> [Data]

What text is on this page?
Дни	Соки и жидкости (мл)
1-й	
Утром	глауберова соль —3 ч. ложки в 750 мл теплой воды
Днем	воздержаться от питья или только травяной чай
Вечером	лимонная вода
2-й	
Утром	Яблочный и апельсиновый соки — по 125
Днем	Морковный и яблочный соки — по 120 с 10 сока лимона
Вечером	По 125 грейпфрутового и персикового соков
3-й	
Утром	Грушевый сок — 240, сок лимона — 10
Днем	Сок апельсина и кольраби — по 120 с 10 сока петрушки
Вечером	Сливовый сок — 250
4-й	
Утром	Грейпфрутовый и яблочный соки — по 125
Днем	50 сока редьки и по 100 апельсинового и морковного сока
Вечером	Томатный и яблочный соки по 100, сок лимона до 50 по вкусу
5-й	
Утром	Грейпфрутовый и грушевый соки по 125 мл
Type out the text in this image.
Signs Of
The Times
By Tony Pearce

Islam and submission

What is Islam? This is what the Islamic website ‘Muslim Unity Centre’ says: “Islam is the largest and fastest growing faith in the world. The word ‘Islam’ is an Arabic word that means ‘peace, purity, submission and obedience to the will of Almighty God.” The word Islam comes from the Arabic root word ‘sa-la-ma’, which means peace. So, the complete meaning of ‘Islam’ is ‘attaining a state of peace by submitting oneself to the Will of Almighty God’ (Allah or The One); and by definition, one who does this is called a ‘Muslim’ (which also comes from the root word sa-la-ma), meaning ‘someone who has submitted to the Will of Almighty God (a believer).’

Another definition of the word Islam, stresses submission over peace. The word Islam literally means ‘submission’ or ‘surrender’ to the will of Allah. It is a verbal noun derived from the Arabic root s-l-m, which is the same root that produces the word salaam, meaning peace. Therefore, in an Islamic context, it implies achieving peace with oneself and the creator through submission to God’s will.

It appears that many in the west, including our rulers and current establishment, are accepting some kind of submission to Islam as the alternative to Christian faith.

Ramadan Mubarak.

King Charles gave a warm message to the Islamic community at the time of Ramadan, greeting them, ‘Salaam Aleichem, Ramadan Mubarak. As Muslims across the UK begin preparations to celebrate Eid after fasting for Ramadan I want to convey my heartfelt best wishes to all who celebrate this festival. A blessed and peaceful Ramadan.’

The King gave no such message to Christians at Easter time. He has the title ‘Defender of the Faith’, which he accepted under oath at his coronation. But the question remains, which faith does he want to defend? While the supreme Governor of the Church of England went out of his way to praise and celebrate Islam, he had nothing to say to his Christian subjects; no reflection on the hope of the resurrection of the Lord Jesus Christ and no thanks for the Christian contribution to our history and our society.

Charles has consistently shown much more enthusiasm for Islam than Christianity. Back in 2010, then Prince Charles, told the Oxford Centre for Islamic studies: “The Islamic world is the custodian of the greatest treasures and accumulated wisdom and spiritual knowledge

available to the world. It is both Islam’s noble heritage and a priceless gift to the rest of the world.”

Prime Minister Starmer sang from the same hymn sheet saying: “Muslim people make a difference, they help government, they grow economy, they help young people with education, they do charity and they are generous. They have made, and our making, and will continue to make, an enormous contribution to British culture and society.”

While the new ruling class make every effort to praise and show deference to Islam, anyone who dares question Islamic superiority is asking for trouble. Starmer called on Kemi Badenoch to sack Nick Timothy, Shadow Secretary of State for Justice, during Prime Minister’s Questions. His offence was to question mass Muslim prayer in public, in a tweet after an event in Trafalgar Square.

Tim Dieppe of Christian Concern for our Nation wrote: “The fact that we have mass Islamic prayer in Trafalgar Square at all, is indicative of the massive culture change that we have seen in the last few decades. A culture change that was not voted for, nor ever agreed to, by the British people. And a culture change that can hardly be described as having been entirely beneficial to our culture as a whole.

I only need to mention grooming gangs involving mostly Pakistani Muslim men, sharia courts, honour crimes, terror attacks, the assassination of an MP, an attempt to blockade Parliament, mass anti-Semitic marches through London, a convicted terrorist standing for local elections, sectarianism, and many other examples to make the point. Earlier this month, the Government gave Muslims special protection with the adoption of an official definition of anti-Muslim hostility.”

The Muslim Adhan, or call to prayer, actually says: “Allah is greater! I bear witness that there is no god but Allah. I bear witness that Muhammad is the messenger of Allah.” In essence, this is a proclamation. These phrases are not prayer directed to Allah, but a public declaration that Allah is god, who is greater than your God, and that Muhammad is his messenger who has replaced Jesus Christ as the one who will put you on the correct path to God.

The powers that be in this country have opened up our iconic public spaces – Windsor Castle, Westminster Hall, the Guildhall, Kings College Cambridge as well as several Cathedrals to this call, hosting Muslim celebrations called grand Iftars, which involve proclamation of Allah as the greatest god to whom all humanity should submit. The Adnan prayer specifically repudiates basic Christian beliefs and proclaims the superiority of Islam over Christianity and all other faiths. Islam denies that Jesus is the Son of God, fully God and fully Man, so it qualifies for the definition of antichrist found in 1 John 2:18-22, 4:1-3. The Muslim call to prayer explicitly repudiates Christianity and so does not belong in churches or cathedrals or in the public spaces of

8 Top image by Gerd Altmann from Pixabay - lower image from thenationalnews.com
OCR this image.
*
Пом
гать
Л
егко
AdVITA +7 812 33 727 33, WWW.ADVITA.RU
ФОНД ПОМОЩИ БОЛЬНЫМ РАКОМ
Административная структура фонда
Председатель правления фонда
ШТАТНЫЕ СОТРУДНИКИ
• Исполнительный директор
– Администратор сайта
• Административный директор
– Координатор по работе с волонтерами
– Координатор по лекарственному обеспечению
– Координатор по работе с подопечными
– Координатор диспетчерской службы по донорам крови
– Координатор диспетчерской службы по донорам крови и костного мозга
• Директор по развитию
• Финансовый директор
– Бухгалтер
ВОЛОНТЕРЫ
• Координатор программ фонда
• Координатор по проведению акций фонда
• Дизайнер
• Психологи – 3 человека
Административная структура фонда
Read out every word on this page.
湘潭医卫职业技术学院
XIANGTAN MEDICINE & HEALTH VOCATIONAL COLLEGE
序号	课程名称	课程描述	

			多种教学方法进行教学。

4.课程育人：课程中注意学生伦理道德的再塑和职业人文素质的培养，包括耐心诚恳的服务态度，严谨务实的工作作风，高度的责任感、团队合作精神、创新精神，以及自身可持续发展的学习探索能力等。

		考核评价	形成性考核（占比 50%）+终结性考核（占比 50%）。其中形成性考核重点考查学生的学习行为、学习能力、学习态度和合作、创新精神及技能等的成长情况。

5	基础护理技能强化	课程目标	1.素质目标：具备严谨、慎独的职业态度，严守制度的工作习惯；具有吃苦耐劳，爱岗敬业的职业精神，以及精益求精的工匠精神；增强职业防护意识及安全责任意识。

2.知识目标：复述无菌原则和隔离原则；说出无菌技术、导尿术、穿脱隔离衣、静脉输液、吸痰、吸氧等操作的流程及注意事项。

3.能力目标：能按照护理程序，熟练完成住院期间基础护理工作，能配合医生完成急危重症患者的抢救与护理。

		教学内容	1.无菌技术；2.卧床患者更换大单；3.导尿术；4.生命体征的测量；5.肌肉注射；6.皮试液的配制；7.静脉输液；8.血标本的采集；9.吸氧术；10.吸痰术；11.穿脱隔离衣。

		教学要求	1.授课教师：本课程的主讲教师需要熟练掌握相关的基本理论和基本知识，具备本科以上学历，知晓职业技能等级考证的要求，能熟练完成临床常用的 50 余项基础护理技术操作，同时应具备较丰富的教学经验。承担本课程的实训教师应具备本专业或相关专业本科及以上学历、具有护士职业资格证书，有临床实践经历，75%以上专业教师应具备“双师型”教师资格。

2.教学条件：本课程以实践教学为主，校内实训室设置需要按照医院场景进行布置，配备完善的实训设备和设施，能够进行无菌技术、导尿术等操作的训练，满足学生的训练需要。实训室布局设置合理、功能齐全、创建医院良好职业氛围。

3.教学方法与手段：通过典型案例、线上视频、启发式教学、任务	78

> [Set problem] From the entries above, copy every line containing the word "Утром".

> [The solution]
Утром	глауберова соль —3 ч. ложки в 750 мл теплой воды
Утром	Яблочный и апельсиновый соки — по 125
Утром	Грушевый сок — 240, сок лимона — 10
Утром	Грейпфрутовый и яблочный соки — по 125
Утром	Грейпфрутовый и грушевый соки по 125 мл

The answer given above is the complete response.